Work to be completed → Rewrite the lines from the start of the data through the line containing "i-dot xyxy=(443,33,463,51)" as a Markdown table with the columns "No." and "Entry", where "No." holds the row number and "Entry" holds the line, omitting any blank lines.

[BEGIN Information supplied]

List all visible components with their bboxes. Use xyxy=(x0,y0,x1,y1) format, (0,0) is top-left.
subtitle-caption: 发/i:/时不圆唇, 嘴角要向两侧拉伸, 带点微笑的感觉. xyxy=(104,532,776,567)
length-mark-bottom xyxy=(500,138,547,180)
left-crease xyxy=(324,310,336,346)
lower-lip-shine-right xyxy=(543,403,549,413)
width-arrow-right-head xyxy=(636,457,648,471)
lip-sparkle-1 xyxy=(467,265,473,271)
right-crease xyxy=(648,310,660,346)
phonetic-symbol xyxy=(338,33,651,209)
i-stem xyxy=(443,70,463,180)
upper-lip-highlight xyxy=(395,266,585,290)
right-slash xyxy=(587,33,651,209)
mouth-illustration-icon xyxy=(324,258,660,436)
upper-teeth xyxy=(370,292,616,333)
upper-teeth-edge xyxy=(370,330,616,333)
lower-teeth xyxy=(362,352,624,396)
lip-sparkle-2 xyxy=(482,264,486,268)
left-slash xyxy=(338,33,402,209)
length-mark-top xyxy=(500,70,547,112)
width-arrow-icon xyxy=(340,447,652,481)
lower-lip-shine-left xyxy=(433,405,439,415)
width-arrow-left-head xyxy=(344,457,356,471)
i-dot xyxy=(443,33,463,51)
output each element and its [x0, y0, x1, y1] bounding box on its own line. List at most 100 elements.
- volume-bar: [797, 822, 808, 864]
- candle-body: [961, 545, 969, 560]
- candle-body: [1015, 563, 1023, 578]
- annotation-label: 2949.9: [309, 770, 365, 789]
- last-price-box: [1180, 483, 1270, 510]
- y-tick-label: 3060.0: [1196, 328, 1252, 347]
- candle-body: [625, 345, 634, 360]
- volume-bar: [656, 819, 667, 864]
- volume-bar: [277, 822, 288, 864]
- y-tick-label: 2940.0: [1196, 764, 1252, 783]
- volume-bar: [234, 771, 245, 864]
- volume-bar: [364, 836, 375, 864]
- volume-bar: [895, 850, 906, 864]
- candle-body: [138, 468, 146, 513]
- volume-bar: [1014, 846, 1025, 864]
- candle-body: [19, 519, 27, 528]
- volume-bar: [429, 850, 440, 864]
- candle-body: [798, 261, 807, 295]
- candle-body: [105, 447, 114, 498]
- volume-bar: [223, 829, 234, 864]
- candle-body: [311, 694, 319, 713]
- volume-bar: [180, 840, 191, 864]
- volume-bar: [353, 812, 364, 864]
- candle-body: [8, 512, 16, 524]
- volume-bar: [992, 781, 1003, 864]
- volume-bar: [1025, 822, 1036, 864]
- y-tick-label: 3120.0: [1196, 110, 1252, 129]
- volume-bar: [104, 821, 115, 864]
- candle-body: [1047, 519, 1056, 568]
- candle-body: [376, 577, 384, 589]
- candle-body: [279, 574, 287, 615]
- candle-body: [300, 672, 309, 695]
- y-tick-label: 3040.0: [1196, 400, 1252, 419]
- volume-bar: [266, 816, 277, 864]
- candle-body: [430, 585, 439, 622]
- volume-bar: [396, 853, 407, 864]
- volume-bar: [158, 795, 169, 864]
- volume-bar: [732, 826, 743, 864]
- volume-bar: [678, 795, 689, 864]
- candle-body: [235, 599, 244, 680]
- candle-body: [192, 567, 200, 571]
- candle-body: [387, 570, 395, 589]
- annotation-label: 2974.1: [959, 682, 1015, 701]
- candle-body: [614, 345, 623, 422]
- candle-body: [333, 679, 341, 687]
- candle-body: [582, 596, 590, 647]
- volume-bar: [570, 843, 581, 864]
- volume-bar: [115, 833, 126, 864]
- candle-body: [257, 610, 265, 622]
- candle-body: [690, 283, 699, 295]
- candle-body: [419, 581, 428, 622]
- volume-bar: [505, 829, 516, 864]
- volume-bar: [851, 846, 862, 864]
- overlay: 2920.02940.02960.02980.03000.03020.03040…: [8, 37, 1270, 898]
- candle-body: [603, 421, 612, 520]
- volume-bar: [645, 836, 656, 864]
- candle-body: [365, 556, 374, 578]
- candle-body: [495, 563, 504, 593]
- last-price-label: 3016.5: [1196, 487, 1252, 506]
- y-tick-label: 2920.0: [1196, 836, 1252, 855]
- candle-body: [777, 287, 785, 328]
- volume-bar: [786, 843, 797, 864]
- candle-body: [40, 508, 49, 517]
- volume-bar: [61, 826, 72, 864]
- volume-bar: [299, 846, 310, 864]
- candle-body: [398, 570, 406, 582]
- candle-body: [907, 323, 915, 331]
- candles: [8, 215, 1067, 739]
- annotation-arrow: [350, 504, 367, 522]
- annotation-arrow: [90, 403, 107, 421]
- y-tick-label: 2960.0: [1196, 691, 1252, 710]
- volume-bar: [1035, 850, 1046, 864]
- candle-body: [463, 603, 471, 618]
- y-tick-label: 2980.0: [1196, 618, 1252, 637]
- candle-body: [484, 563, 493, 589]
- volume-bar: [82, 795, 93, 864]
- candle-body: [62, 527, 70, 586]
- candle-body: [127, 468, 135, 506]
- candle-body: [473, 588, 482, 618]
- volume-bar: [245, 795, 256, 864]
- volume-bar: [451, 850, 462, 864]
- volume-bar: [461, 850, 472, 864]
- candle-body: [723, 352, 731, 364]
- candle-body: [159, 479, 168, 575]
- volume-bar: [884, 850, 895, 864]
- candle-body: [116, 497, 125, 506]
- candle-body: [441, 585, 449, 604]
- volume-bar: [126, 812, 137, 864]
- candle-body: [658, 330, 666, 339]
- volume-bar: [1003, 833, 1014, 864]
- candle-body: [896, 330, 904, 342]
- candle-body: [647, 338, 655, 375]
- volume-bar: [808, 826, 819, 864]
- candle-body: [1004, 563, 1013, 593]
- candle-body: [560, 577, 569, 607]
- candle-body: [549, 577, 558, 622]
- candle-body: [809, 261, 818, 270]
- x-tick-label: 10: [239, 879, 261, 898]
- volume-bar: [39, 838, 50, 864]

[END Information supplied]

Response to this exercise →
| No. | Entry |
|---|---|
| 1 | List all visible components with their bboxes. Use xyxy=(x0,y0,x1,y1) format, (0,0) is top-left. |
| 2 | subtitle-caption: 发/i:/时不圆唇, 嘴角要向两侧拉伸, 带点微笑的感觉. xyxy=(104,532,776,567) |
| 3 | length-mark-bottom xyxy=(500,138,547,180) |
| 4 | left-crease xyxy=(324,310,336,346) |
| 5 | lower-lip-shine-right xyxy=(543,403,549,413) |
| 6 | width-arrow-right-head xyxy=(636,457,648,471) |
| 7 | lip-sparkle-1 xyxy=(467,265,473,271) |
| 8 | right-crease xyxy=(648,310,660,346) |
| 9 | phonetic-symbol xyxy=(338,33,651,209) |
| 10 | i-stem xyxy=(443,70,463,180) |
| 11 | upper-lip-highlight xyxy=(395,266,585,290) |
| 12 | right-slash xyxy=(587,33,651,209) |
| 13 | mouth-illustration-icon xyxy=(324,258,660,436) |
| 14 | upper-teeth xyxy=(370,292,616,333) |
| 15 | upper-teeth-edge xyxy=(370,330,616,333) |
| 16 | lower-teeth xyxy=(362,352,624,396) |
| 17 | lip-sparkle-2 xyxy=(482,264,486,268) |
| 18 | left-slash xyxy=(338,33,402,209) |
| 19 | length-mark-top xyxy=(500,70,547,112) |
| 20 | width-arrow-icon xyxy=(340,447,652,481) |
| 21 | lower-lip-shine-left xyxy=(433,405,439,415) |
| 22 | width-arrow-left-head xyxy=(344,457,356,471) |
| 23 | i-dot xyxy=(443,33,463,51) |